═══ Records provided

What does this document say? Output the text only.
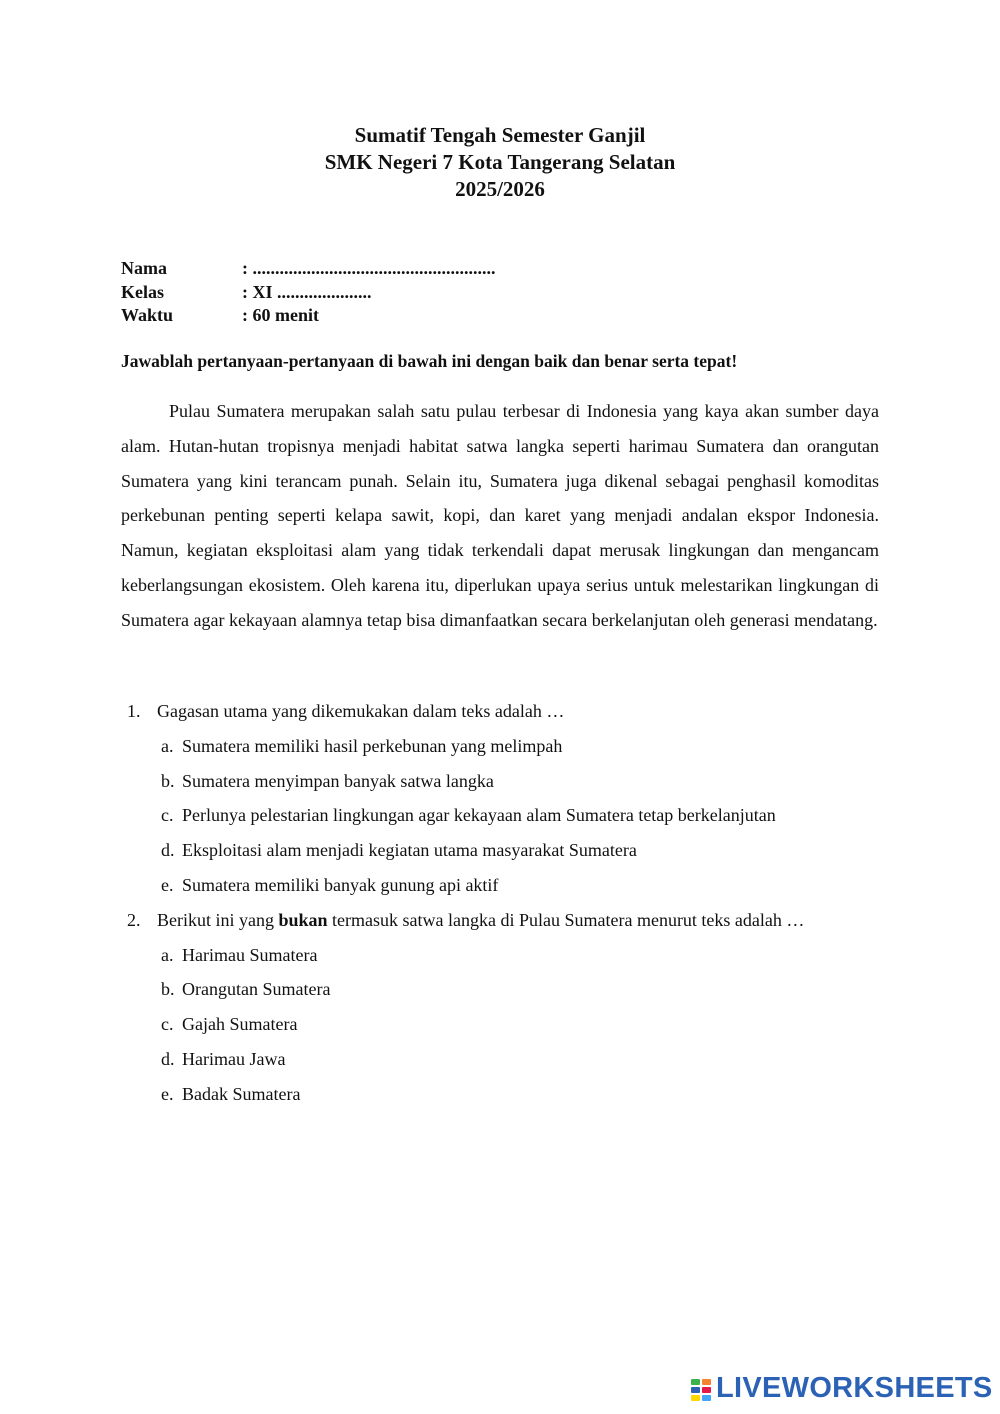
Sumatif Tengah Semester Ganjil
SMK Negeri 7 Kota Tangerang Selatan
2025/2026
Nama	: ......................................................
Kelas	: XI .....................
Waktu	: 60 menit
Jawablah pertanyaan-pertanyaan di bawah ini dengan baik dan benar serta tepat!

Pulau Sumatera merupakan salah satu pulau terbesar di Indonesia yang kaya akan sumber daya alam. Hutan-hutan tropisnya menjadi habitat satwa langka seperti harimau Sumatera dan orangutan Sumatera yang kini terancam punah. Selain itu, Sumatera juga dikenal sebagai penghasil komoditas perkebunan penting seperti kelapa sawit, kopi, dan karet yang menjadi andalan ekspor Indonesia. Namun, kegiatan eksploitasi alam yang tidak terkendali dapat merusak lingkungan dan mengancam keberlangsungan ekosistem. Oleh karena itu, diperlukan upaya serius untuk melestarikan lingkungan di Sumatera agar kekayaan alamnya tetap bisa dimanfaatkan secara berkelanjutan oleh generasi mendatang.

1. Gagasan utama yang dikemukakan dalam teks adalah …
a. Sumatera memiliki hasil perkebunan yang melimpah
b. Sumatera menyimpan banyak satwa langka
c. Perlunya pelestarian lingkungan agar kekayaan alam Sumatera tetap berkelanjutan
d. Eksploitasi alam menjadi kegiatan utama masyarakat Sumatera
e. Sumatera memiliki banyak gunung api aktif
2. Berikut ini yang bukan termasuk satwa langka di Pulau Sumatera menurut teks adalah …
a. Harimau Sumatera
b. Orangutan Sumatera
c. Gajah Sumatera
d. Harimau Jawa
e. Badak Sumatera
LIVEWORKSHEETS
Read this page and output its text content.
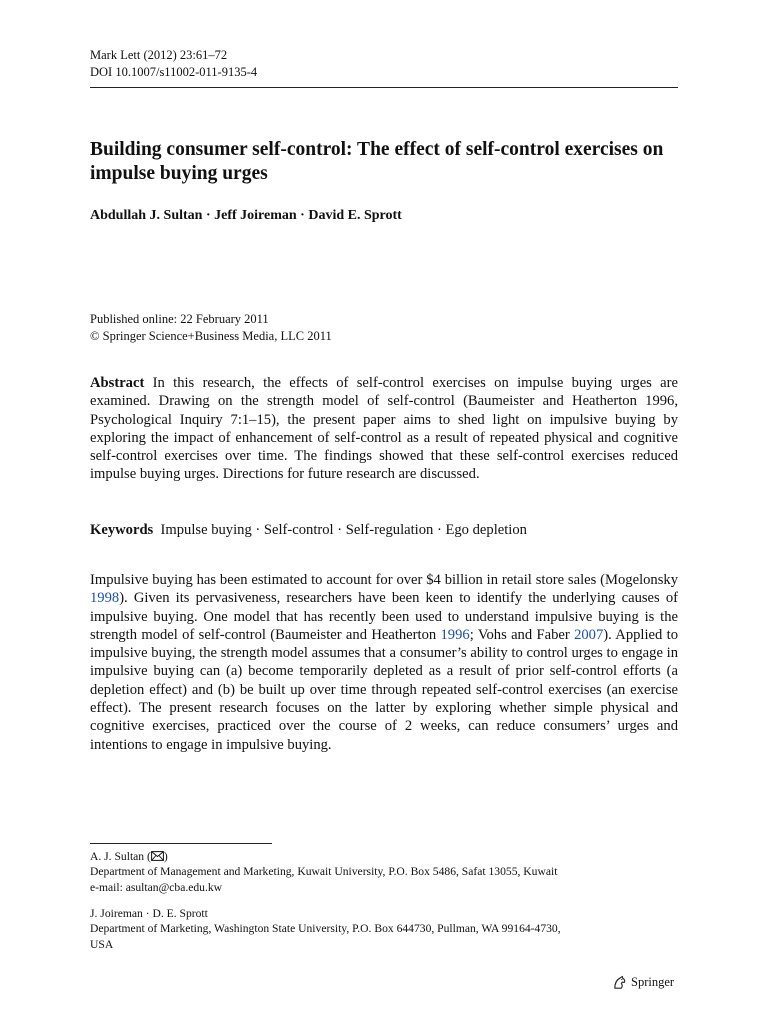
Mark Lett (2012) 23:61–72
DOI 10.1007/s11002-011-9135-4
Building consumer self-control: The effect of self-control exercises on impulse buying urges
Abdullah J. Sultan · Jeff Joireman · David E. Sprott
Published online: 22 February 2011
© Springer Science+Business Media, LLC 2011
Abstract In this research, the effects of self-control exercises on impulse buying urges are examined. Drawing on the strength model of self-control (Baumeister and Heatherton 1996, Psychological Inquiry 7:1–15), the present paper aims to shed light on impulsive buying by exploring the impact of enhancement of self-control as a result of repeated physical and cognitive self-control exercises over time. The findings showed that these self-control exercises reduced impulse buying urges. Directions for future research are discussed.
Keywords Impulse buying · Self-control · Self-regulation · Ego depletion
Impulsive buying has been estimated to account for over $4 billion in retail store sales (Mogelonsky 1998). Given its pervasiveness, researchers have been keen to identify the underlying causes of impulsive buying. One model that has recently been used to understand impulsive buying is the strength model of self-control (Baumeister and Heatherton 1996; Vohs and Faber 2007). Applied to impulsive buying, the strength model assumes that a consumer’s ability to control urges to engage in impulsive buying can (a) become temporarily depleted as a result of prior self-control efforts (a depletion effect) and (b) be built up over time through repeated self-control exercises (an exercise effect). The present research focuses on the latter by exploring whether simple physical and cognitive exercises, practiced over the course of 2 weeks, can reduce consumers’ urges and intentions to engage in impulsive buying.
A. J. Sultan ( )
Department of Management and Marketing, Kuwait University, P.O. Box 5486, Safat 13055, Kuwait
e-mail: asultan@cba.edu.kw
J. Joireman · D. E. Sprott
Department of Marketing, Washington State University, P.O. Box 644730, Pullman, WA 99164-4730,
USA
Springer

══════
═══ Records provided

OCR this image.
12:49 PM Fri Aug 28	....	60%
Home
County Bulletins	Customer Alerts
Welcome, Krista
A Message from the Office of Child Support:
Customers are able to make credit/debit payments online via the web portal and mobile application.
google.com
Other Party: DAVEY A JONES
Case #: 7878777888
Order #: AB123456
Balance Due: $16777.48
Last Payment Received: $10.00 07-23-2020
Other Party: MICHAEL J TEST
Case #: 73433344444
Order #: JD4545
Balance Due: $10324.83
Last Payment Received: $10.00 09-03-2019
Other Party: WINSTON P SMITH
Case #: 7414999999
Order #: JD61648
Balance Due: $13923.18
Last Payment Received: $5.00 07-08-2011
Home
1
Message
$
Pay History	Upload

══════
═══ Records provided

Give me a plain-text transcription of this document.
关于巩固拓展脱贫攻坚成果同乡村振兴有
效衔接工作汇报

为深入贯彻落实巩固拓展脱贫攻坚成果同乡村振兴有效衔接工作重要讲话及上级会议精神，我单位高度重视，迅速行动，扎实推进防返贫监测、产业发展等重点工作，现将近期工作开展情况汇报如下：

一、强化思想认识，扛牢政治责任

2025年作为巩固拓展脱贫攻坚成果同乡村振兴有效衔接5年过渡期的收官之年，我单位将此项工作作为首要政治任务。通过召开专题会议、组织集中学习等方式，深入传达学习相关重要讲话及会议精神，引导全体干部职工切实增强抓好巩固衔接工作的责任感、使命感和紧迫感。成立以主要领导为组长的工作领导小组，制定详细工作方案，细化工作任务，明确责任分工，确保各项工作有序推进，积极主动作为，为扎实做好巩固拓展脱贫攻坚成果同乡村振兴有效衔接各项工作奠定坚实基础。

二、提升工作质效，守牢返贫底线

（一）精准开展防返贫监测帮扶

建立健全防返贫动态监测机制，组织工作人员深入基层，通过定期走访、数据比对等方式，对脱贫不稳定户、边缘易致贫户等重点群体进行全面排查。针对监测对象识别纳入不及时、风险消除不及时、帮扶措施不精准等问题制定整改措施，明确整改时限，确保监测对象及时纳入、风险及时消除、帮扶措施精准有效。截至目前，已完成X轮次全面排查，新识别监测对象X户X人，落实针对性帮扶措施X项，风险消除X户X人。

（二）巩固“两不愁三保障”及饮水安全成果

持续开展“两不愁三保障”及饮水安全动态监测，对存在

══════

▶ [Task directions]: For the records above, state how many lines include the string "Sprott", giving the number and nothing else.

▶ [Answer to the problem]: 2